The problem:
Return the entries from their start through the line containing "wind-barb [592, 439, 611, 450]", copied character for character, including both the opening line and that line.

Layout element annotations
»»
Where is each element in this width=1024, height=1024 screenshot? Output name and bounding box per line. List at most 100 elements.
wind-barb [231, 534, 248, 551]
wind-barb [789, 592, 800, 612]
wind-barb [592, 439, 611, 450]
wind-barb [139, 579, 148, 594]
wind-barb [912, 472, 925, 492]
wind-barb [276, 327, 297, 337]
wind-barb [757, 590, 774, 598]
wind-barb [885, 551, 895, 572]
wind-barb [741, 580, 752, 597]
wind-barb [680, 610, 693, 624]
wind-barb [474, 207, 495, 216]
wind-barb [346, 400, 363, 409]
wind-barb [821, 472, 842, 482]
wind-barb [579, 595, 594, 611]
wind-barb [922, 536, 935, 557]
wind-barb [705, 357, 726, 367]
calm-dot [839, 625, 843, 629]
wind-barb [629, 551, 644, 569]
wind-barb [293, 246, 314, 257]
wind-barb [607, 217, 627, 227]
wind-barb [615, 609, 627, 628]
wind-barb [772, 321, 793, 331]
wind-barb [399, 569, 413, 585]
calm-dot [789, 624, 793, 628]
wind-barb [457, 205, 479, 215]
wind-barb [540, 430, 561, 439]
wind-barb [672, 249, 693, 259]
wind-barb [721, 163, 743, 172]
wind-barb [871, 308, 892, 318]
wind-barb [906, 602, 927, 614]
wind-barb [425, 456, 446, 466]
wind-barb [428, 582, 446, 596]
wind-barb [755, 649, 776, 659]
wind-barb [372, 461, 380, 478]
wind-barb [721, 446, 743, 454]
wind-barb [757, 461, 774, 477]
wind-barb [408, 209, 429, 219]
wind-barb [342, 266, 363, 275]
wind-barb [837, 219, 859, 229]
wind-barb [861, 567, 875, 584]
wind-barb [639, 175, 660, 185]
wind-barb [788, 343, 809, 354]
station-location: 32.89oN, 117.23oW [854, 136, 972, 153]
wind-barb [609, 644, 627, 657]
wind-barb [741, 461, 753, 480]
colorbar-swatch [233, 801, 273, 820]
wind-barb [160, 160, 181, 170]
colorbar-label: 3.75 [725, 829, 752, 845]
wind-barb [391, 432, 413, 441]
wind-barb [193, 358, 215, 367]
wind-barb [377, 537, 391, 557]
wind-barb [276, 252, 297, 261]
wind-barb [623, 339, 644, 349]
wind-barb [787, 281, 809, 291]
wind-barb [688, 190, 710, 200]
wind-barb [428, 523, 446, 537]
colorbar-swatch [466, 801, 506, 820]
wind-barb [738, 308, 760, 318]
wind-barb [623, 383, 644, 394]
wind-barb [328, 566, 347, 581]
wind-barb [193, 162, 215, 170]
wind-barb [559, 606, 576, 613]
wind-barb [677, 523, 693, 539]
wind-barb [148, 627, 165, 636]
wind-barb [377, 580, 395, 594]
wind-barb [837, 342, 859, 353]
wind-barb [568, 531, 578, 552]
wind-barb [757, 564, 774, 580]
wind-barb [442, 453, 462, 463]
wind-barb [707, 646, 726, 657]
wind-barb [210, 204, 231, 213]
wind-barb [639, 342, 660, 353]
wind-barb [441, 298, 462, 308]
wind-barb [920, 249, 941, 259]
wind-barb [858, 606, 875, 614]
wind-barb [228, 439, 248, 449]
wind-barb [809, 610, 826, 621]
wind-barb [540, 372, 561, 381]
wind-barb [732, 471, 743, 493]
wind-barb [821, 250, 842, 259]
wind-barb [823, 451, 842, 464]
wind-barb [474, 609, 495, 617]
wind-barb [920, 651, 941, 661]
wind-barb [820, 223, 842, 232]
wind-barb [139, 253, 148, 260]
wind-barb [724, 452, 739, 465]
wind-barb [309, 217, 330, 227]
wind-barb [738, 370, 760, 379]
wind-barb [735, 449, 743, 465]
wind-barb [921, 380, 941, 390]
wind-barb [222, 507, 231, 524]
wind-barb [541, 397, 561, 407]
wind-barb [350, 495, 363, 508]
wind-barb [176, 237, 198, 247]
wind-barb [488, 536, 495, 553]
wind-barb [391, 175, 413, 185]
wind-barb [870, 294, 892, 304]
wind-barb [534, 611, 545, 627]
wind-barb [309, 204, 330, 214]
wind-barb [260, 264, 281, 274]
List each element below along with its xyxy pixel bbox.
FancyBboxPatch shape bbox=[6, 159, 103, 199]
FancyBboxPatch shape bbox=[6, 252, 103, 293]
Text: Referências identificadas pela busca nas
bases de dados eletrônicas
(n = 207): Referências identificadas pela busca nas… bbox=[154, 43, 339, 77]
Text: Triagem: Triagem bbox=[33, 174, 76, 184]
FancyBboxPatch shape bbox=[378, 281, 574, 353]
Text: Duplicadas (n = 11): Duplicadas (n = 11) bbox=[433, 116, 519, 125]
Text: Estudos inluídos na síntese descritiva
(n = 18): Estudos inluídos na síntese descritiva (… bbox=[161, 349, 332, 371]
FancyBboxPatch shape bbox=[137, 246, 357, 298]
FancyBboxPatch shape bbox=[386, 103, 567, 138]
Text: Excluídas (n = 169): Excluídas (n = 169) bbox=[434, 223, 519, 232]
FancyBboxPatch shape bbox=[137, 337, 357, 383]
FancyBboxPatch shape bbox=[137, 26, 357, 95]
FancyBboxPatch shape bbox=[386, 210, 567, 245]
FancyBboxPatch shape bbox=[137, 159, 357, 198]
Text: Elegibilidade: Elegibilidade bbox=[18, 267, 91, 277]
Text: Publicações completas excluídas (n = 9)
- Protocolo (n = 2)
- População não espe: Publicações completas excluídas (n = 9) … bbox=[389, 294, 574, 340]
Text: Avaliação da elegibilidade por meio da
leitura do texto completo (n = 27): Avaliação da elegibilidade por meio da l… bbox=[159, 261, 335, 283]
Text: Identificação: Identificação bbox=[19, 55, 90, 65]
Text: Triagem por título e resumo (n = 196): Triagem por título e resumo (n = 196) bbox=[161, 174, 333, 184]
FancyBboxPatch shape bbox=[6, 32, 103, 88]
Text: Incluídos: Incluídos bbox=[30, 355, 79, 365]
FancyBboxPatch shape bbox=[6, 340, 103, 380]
««
Completed exercise:
Where is each element in this width=1024, height=1024 screenshot? Output name and bounding box per line. List at most 100 elements.
wind-barb [231, 534, 248, 551]
wind-barb [789, 592, 800, 612]
wind-barb [592, 439, 611, 450]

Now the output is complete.